**Problem:**
Select and reproduce each line of the listing below that bears the string "elemens".

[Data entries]
····················

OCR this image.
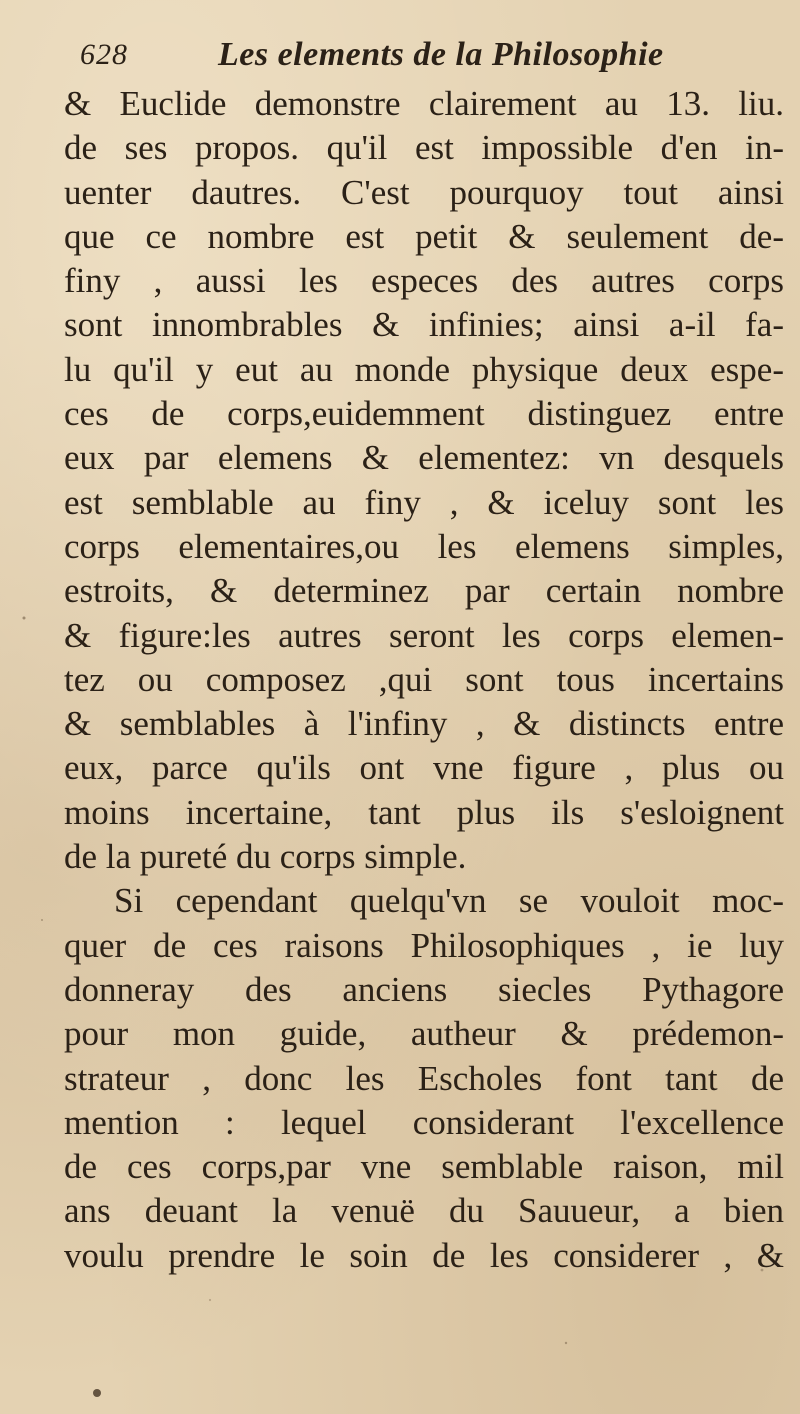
628	Les elements de la Philosophie
& Euclide demonstre clairement au 13. liu.
de ses propos. qu'il est impossible d'en in-
uenter dautres. C'est pourquoy tout ainsi
que ce nombre est petit & seulement de-
finy , aussi les especes des autres corps
sont innombrables & infinies; ainsi a-il fa-
lu qu'il y eut au monde physique deux espe-
ces de corps,euidemment distinguez entre
eux par elemens & elementez: vn desquels
est semblable au finy , & iceluy sont les
corps elementaires,ou les elemens simples,
estroits, & determinez par certain nombre
& figure:les autres seront les corps elemen-
tez ou composez ,qui sont tous incertains
& semblables à l'infiny , & distincts entre
eux, parce qu'ils ont vne figure , plus ou
moins incertaine, tant plus ils s'esloignent
de la pureté du corps simple.
Si cependant quelqu'vn se vouloit moc-
quer de ces raisons Philosophiques , ie luy
donneray des anciens siecles Pythagore
pour mon guide, autheur & prédemon-
strateur , donc les Escholes font tant de
mention : lequel considerant l'excellence
de ces corps,par vne semblable raison, mil
ans deuant la venuë du Sauueur, a bien
voulu prendre le soin de les considerer , &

····················

**Finished task:**
eux par elemens & elementez: vn desquels
corps elementaires,ou les elemens simples,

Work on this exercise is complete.